Short task:
Each line should be copied exactly.

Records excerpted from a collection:
========================================

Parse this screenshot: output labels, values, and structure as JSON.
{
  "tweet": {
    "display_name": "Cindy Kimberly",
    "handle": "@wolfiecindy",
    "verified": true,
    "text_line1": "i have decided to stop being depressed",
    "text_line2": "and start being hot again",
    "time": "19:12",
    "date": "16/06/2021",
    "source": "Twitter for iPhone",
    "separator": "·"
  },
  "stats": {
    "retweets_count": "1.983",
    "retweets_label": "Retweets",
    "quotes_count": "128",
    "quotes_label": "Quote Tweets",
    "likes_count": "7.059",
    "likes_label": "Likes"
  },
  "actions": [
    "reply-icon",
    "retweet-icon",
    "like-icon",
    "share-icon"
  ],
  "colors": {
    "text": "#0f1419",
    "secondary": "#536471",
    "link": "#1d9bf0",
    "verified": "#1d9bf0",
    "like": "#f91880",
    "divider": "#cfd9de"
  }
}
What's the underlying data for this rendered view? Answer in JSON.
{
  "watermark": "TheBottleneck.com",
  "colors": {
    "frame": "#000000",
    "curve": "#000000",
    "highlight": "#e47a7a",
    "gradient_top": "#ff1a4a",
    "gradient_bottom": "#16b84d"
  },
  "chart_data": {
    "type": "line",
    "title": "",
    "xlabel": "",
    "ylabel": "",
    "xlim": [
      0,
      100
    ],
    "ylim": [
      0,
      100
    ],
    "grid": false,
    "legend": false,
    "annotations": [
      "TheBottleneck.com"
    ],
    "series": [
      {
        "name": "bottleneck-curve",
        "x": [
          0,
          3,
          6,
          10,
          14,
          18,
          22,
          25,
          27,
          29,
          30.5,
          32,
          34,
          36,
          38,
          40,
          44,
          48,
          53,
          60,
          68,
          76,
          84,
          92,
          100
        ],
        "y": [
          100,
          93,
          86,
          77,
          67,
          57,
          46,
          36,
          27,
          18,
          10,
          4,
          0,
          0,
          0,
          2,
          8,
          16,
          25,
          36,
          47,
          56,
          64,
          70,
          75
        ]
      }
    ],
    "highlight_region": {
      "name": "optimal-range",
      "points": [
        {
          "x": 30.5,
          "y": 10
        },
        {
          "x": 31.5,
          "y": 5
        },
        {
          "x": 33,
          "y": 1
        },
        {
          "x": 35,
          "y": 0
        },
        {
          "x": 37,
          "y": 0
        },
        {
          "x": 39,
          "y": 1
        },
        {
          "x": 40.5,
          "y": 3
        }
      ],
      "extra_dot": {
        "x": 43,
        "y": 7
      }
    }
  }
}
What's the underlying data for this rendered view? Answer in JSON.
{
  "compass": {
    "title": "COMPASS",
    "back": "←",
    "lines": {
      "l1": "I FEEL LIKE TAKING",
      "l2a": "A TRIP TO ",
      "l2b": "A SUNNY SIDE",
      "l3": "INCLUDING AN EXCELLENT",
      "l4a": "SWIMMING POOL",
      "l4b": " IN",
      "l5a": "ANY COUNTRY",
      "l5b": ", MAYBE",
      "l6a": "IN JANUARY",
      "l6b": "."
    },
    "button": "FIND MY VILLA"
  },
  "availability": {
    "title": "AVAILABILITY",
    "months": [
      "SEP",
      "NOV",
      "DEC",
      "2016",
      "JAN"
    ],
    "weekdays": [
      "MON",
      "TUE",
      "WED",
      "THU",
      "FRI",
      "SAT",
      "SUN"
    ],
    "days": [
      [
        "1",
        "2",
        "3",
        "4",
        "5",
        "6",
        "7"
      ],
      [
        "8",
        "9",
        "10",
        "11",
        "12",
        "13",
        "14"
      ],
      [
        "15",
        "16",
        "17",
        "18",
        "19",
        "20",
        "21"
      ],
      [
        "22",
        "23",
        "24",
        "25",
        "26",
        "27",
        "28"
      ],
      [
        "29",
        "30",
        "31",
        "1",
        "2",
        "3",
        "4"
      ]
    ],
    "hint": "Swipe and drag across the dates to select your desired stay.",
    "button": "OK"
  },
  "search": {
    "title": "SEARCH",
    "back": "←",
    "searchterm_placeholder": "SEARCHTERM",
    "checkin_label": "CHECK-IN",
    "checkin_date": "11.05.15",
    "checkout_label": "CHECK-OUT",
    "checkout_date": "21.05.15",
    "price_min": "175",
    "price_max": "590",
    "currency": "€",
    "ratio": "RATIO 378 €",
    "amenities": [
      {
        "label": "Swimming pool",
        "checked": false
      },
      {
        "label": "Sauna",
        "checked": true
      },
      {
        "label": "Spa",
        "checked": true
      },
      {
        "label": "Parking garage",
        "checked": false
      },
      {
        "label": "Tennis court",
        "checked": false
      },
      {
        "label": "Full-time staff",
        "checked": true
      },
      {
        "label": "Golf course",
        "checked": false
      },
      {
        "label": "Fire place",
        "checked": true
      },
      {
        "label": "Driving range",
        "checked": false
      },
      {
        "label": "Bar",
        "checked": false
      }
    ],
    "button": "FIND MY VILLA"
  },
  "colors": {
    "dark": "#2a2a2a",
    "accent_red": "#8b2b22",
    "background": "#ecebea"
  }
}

========================================

Result of this task:
Parse this screenshot: output labels, values, and structure as JSON.
{
  "tweet": {
    "display_name": "Cindy Kimberly",
    "handle": "@wolfiecindy",
    "verified": true,
    "text_line1": "i have decided to stop being depressed",
    "text_line2": "and start being hot again",
    "time": "19:12",
    "date": "16/06/2021",
    "source": "Twitter for iPhone",
    "separator": "·"
  },
  "stats": {
    "retweets_count": "1.983",
    "retweets_label": "Retweets",
    "quotes_count": "128",
    "quotes_label": "Quote Tweets",
    "likes_count": "7.059",
    "likes_label": "Likes"
  },
  "actions": [
    "reply-icon",
    "retweet-icon",
    "like-icon",
    "share-icon"
  ],
  "colors": {
    "text": "#0f1419",
    "secondary": "#536471",
    "link": "#1d9bf0",
    "verified": "#1d9bf0",
    "like": "#f91880",
    "divider": "#cfd9de"
  }
}
What's the underlying data for this rendered view? Answer in JSON.
{
  "watermark": "TheBottleneck.com",
  "colors": {
    "frame": "#000000",
    "curve": "#000000",
    "highlight": "#e47a7a",
    "gradient_top": "#ff1a4a",
    "gradient_bottom": "#16b84d"
  },
  "chart_data": {
    "type": "line",
    "title": "",
    "xlabel": "",
    "ylabel": "",
    "xlim": [
      0,
      100
    ],
    "ylim": [
      0,
      100
    ],
    "grid": false,
    "legend": false,
    "annotations": [
      "TheBottleneck.com"
    ],
    "series": [
      {
        "name": "bottleneck-curve",
        "x": [
          0,
          3,
          6,
          10,
          14,
          18,
          22,
          25,
          27,
          29,
          30.5,
          32,
          34,
          36,
          38,
          40,
          44,
          48,
          53,
          60,
          68,
          76,
          84,
          92,
          100
        ],
        "y": [
          100,
          93,
          86,
          77,
          67,
          57,
          46,
          36,
          27,
          18,
          10,
          4,
          0,
          0,
          0,
          2,
          8,
          16,
          25,
          36,
          47,
          56,
          64,
          70,
          75
        ]
      }
    ],
    "highlight_region": {
      "name": "optimal-range",
      "points": [
        {
          "x": 30.5,
          "y": 10
        },
        {
          "x": 31.5,
          "y": 5
        },
        {
          "x": 33,
          "y": 1
        },
        {
          "x": 35,
          "y": 0
        },
        {
          "x": 37,
          "y": 0
        },
        {
          "x": 39,
          "y": 1
        },
        {
          "x": 40.5,
          "y": 3
        }
      ],
      "extra_dot": {
        "x": 43,
        "y": 7
      }
    }
  }
}
What's the underlying data for this rendered view? Answer in JSON.
{
  "compass": {
    "title": "COMPASS",
    "back": "←",
    "lines": {
      "l1": "I FEEL LIKE TAKING",
      "l2a": "A TRIP TO ",
      "l2b": "A SUNNY SIDE",
      "l3": "INCLUDING AN EXCELLENT",
      "l4a": "SWIMMING POOL",
      "l4b": " IN",
      "l5a": "ANY COUNTRY",
      "l5b": ", MAYBE",
      "l6a": "IN JANUARY",
      "l6b": "."
    },
    "button": "FIND MY VILLA"
  },
  "availability": {
    "title": "AVAILABILITY",
    "months": [
      "SEP",
      "NOV",
      "DEC",
      "2016",
      "JAN"
    ],
    "weekdays": [
      "MON",
      "TUE",
      "WED",
      "THU",
      "FRI",
      "SAT",
      "SUN"
    ],
    "days": [
      [
        "1",
        "2",
        "3",
        "4",
        "5",
        "6",
        "7"
      ],
      [
        "8",
        "9",
        "10",
        "11",
        "12",
        "13",
        "14"
      ],
      [
        "15",
        "16",
        "17",
        "18",
        "19",
        "20",
        "21"
      ],
      [
        "22",
        "23",
        "24",
        "25",
        "26",
        "27",
        "28"
      ],
      [
        "29",
        "30",
        "31",
        "1",
        "2",
        "3",
        "4"
      ]
    ],
    "hint": "Swipe and drag across the dates to select your desired stay.",
    "button": "OK"
  },
  "search": {
    "title": "SEARCH",
    "back": "←",
    "searchterm_placeholder": "SEARCHTERM",
    "checkin_label": "CHECK-IN",
    "checkin_date": "11.05.15",
    "checkout_label": "CHECK-OUT",
    "checkout_date": "21.05.15",
    "price_min": "175",
    "price_max": "590",
    "currency": "€",
    "ratio": "RATIO 378 €",
    "amenities": [
      {
        "label": "Swimming pool",
        "checked": false
      },
      {
        "label": "Sauna",
        "checked": true
      },
      {
        "label": "Spa",
        "checked": true
      },
      {
        "label": "Parking garage",
        "checked": false
      },
      {
        "label": "Tennis court",
        "checked": false
      },
      {
        "label": "Full-time staff",
        "checked": true
      },
      {
        "label": "Golf course",
        "checked": false
      },
      {
        "label": "Fire place",
        "checked": true
      },
      {
        "label": "Driving range",
        "checked": false
      },
      {
        "label": "Bar",
        "checked": false
      }
    ],
    "button": "FIND MY VILLA"
  },
  "colors": {
    "dark": "#2a2a2a",
    "accent_red": "#8b2b22",
    "background": "#ecebea"
  }
}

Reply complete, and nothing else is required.